* 提示抜粋 *
_ _ _

貞久の「貴方の郷、阿蘇の大明神を分霊して、ここ海津古川の丘陵に祀られよ」との勧めもあり、惟澄は海津古川の地に阿蘇の神様を奉祀します。
早鷹宮、これが筑後乃国阿蘇神社の前身です。
御鎮座
時代は移り、筑後国は立花藩の支配を受けるようになります。
宗茂公と共に朝鮮の役に出兵する際に必勝祈願をした家老・小野和泉守鎮幸(日本槍柱七本の一人)はめでたく凱旋され、早鷹宮(阿蘇神社)に御礼言上参拝されました(海津郷土史より) 。
この小野和泉守の命により社殿並びに神田が寄進され、元和八年(1622年)、現在の場所に早鷹宮より阿蘇神社として分霊、新築されました。
またその後も小野和泉守・小野若狭守、そして代々海津の氏子の方々より神殿再建、楼門再建に多大なる尽力をいただきました。
初代宮司の恵良惟澄より、大木貞久、小野和泉守、海津の氏子の方々を始め、多くの方々のお陰で共に長い間守り、守られてきた筑後乃国阿蘇神社。
令和四年(2022年)には移転400年、そして 令和十九年(2037年)には創建700年を迎えます。

旧国宝(現在では重要文化財相当)「蛍丸」は、肥後国阿蘇神社大宮司家の宝刀として秘蔵されてきましたが、戦後行方不明になっています。(その後の足取りについては「GHQのビーターセンと名乗る将校がアメリカへ持ち帰った」、「他の刀と共に熊本県の三角港に沈められた」、「進駐軍の倉庫から持ち出されて今も県内のどこかに隠されている」など諸説あり。) かたや、海津の地では惟澄の子孫とされる江良家が代々宮司を務めており、「蛍丸」と伝わる太刀が先祖より受け継がれています。GHQによる戦後の刀狩りの際には神社の裏に5~6年埋めて難を逃れましたが保存状態は悪く、銘の保証がないようです。

_ _ _

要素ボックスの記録
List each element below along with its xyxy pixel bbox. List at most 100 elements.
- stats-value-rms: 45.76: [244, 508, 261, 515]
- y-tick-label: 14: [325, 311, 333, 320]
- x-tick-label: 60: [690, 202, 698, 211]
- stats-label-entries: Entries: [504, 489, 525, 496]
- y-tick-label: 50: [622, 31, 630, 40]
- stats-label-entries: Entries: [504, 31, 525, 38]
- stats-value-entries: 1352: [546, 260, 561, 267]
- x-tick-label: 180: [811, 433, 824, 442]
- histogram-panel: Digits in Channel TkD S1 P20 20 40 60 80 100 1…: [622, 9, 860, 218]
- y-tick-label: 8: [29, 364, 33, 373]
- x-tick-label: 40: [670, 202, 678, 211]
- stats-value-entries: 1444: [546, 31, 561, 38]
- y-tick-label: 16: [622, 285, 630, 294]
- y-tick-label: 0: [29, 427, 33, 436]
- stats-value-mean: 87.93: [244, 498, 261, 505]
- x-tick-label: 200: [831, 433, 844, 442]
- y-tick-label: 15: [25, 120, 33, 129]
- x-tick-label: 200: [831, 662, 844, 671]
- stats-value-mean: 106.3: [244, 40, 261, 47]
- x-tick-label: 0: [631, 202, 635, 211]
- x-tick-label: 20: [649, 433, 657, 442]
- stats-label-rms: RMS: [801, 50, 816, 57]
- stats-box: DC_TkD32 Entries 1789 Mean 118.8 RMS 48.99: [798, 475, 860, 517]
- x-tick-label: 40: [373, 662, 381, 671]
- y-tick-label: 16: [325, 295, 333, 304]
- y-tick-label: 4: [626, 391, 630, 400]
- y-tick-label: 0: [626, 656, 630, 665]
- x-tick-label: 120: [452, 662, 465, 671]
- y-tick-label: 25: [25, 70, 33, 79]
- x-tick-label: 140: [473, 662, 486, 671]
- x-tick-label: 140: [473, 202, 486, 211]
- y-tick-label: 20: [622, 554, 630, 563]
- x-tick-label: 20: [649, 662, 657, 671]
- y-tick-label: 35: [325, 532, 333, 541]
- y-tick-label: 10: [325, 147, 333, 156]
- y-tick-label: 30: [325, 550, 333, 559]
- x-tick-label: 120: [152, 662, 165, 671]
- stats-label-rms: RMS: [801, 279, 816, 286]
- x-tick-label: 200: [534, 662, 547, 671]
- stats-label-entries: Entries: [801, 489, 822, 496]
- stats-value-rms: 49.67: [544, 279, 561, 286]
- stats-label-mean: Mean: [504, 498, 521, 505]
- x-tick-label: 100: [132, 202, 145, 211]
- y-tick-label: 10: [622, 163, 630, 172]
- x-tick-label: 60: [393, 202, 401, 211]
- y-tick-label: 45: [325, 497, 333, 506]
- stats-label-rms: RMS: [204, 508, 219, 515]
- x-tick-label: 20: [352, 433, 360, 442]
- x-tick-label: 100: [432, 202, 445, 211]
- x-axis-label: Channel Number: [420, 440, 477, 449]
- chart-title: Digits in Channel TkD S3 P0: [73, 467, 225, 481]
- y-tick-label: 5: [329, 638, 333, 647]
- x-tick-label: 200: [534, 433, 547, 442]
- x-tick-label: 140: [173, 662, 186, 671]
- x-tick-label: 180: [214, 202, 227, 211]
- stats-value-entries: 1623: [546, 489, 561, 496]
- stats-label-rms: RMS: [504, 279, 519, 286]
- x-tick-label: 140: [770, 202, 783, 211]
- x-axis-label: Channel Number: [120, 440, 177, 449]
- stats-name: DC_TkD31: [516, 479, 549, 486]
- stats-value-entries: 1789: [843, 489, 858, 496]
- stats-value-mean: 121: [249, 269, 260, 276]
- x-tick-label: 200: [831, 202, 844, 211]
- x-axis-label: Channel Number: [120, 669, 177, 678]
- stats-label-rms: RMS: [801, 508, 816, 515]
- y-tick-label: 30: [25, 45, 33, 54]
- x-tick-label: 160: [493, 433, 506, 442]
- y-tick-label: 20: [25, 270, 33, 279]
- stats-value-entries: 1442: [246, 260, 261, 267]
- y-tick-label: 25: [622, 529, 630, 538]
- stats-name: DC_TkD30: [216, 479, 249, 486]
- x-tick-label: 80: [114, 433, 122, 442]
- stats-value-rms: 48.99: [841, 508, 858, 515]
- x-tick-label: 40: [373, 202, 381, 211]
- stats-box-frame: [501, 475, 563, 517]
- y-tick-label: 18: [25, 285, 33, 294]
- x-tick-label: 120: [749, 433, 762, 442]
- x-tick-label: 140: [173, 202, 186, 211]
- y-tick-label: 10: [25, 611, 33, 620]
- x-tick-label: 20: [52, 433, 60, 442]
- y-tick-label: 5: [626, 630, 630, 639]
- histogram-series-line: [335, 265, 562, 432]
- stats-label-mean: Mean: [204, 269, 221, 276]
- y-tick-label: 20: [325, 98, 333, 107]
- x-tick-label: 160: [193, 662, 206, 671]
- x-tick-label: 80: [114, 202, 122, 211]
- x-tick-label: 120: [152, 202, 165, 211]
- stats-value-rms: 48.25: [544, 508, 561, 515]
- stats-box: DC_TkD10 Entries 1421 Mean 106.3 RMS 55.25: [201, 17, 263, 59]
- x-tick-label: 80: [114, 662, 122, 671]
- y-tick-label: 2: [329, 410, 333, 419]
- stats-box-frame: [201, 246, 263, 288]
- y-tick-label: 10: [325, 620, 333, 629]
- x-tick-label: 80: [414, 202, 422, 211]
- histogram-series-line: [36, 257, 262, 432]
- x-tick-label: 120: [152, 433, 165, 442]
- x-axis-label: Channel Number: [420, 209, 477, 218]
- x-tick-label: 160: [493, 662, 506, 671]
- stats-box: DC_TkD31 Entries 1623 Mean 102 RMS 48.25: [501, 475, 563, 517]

_ _ _

* 指示 1 *
要素ボックスの記録の先頭の行から始め、「- y-tick-label: 16: [622, 285, 630, 294]」を含む行までを、その行も含めて、空行を除いたMarkdownの表に整形してもらえますか？列名は「番号」と「内容」にしてください。
* 指示 2 *
筑後乃国阿蘇神社の由来を記した抜粋を、最後の文の後から書き継いでもらえますか？
本文と各行は、互いに関係のないものです。

* 解答例 1 *
| 番号 | 内容 |
|---|---|
| 1 | List each element below along with its xyxy pixel bbox. List at most 100 elements. |
| 2 | - stats-value-rms: 45.76: [244, 508, 261, 515] |
| 3 | - y-tick-label: 14: [325, 311, 333, 320] |
| 4 | - x-tick-label: 60: [690, 202, 698, 211] |
| 5 | - stats-label-entries: Entries: [504, 489, 525, 496] |
| 6 | - y-tick-label: 50: [622, 31, 630, 40] |
| 7 | - stats-label-entries: Entries: [504, 31, 525, 38] |
| 8 | - stats-value-entries: 1352: [546, 260, 561, 267] |
| 9 | - x-tick-label: 180: [811, 433, 824, 442] |
| 10 | - histogram-panel: Digits in Channel TkD S1 P20 20 40 60 80 100 1…: [622, 9, 860, 218] |
| 11 | - y-tick-label: 8: [29, 364, 33, 373] |
| 12 | - x-tick-label: 40: [670, 202, 678, 211] |
| 13 | - stats-value-entries: 1444: [546, 31, 561, 38] |
| 14 | - y-tick-label: 16: [622, 285, 630, 294] |

* 解答例 2 *
七霊宮(しちろうぐう)(境内社)
左側のお社。阿蘇神社といえば、鯰。ナマズの絵が飾られていました。

他地域と同様に海津地域には阿蘇神話(鯰信仰)が伝承されているため阿蘇神社の氏子である海津の人々はナマズを食べません。大昔、地震は地中の大鯰が体を動かすから起こるものだと信じられており昔の里人はあまりの恐ろしさに阿蘇神社に集まってナマズの怒りを沈めるために必死にお祈りを続けたといわれています。

鯰 作 今泉大観氏
当社に縁のある鯰の絵を東照寺の今泉大観先生より御奉納いただきました。
阿蘇神社の御祭神・健磐龍命が田畑に水を排出するために山を蹴り飛ばした際、大鯰が水をせき止めていたために退治した、逆に鯰に命を救われた等、鯰に関する伝説が多くあります。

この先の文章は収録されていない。